**TASK TO CARRY OUT**
Please find every line in the records that contains the string "axis" and copy each one in full. Treat uppercase and lowercase as different.

**ENTRIES SHOWN**
* Start *
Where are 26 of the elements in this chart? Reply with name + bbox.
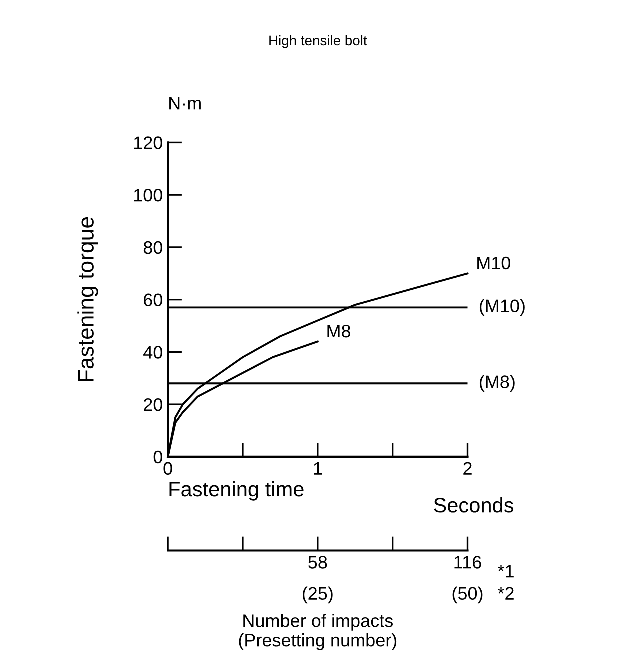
text: Seconds (434, 498, 514, 513)
y-axis-title: Fastening torque (78, 217, 98, 382)
y-tick-label: 0 (154, 450, 162, 464)
y-tick-label: 100 (134, 189, 162, 202)
text: (25) (302, 586, 333, 604)
x2-axis-title: Number of impacts (Presetting number) (239, 614, 397, 650)
ref-line-label: (M10) (480, 299, 525, 316)
text: *1 (498, 565, 514, 578)
x-tick-label: 0 (164, 462, 172, 476)
y-tick-label: 60 (144, 294, 162, 307)
ref-line-label: (M8) (480, 375, 515, 392)
text: *2 (498, 587, 514, 600)
x-tick-label: 2 (464, 462, 472, 475)
chart-title: High tensile bolt (270, 35, 368, 48)
y-tick-label: 80 (144, 241, 162, 254)
x-axis-title: Fastening time (170, 481, 304, 501)
y-tick-label: 20 (144, 398, 162, 412)
text: (50) (452, 586, 483, 604)
text: N·m (170, 97, 201, 110)
y-tick-label: 120 (134, 136, 162, 150)
series-label: M8 (328, 324, 351, 338)
x2-tick-label: 116 (454, 556, 482, 569)
series-label: M10 (478, 256, 510, 270)
x-tick-label: 1 (314, 462, 322, 475)
x2-tick-label: 58 (308, 556, 328, 569)
y-tick-label: 40 (144, 346, 162, 359)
* End *
**ANSWER TO THIS TASK**
y-axis-title: Fastening torque (78, 217, 98, 382)
x2-axis-title: Number of impacts (Presetting number) (239, 614, 397, 650)
x-axis-title: Fastening time (170, 481, 304, 501)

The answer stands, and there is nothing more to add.